Data records
────
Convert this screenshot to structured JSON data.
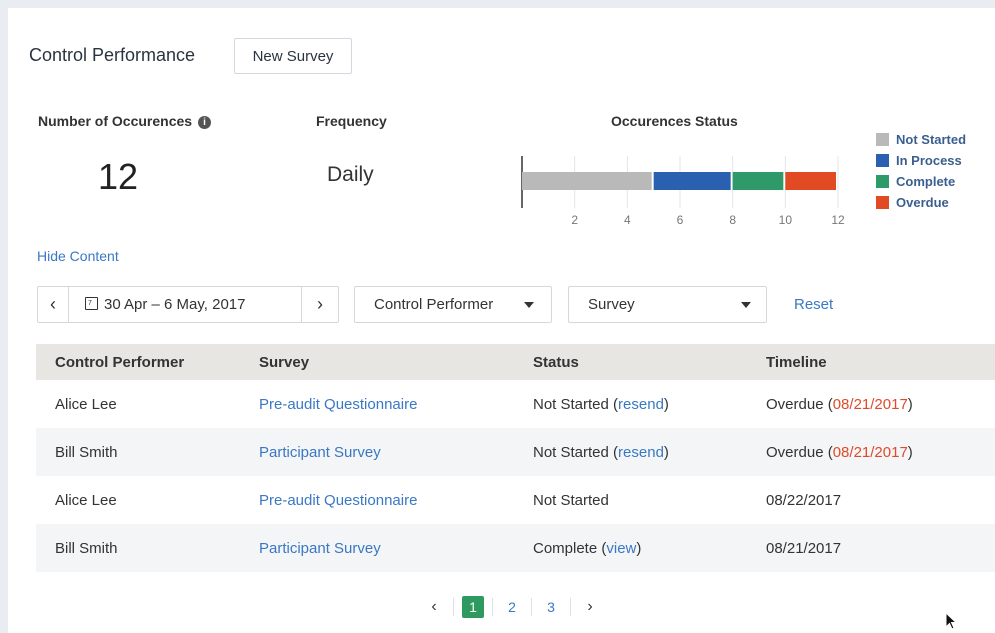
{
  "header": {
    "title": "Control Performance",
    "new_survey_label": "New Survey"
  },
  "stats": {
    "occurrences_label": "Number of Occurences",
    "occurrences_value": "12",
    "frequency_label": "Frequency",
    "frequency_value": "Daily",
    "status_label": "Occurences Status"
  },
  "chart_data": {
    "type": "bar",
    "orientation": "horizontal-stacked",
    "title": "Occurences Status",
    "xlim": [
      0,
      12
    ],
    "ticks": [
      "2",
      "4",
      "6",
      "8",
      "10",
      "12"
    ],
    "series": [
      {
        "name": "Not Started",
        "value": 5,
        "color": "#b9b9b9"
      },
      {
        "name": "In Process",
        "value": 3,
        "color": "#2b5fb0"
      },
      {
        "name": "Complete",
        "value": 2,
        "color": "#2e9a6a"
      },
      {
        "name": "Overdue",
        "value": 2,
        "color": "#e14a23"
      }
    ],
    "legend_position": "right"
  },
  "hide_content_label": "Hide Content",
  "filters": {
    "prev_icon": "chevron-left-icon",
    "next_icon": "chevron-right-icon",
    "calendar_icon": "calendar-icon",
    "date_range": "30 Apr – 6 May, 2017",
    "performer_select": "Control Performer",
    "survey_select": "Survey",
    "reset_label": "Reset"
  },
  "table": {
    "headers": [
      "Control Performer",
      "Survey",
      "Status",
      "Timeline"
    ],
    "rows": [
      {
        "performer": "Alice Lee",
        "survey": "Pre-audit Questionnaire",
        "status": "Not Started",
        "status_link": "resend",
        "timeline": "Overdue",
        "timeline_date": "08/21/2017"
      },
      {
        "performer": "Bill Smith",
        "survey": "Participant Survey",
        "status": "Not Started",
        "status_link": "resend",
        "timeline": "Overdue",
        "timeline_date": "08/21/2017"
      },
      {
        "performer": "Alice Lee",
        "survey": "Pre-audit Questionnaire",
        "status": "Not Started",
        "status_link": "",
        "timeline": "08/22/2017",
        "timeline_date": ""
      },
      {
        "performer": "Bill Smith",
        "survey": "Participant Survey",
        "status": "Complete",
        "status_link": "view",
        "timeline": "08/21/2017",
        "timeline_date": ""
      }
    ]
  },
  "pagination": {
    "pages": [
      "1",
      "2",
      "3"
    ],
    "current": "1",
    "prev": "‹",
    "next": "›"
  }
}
────
## EXERCISE DETAILS
Transcribe all the data word for word; the images stay out.

## ANSWER
Convert this screenshot to structured JSON data.
{
  "header": {
    "title": "Control Performance",
    "new_survey_label": "New Survey"
  },
  "stats": {
    "occurrences_label": "Number of Occurences",
    "occurrences_value": "12",
    "frequency_label": "Frequency",
    "frequency_value": "Daily",
    "status_label": "Occurences Status"
  },
  "chart_data": {
    "type": "bar",
    "orientation": "horizontal-stacked",
    "title": "Occurences Status",
    "xlim": [
      0,
      12
    ],
    "ticks": [
      "2",
      "4",
      "6",
      "8",
      "10",
      "12"
    ],
    "series": [
      {
        "name": "Not Started",
        "value": 5,
        "color": "#b9b9b9"
      },
      {
        "name": "In Process",
        "value": 3,
        "color": "#2b5fb0"
      },
      {
        "name": "Complete",
        "value": 2,
        "color": "#2e9a6a"
      },
      {
        "name": "Overdue",
        "value": 2,
        "color": "#e14a23"
      }
    ],
    "legend_position": "right"
  },
  "hide_content_label": "Hide Content",
  "filters": {
    "prev_icon": "chevron-left-icon",
    "next_icon": "chevron-right-icon",
    "calendar_icon": "calendar-icon",
    "date_range": "30 Apr – 6 May, 2017",
    "performer_select": "Control Performer",
    "survey_select": "Survey",
    "reset_label": "Reset"
  },
  "table": {
    "headers": [
      "Control Performer",
      "Survey",
      "Status",
      "Timeline"
    ],
    "rows": [
      {
        "performer": "Alice Lee",
        "survey": "Pre-audit Questionnaire",
        "status": "Not Started",
        "status_link": "resend",
        "timeline": "Overdue",
        "timeline_date": "08/21/2017"
      },
      {
        "performer": "Bill Smith",
        "survey": "Participant Survey",
        "status": "Not Started",
        "status_link": "resend",
        "timeline": "Overdue",
        "timeline_date": "08/21/2017"
      },
      {
        "performer": "Alice Lee",
        "survey": "Pre-audit Questionnaire",
        "status": "Not Started",
        "status_link": "",
        "timeline": "08/22/2017",
        "timeline_date": ""
      },
      {
        "performer": "Bill Smith",
        "survey": "Participant Survey",
        "status": "Complete",
        "status_link": "view",
        "timeline": "08/21/2017",
        "timeline_date": ""
      }
    ]
  },
  "pagination": {
    "pages": [
      "1",
      "2",
      "3"
    ],
    "current": "1",
    "prev": "‹",
    "next": "›"
  }
}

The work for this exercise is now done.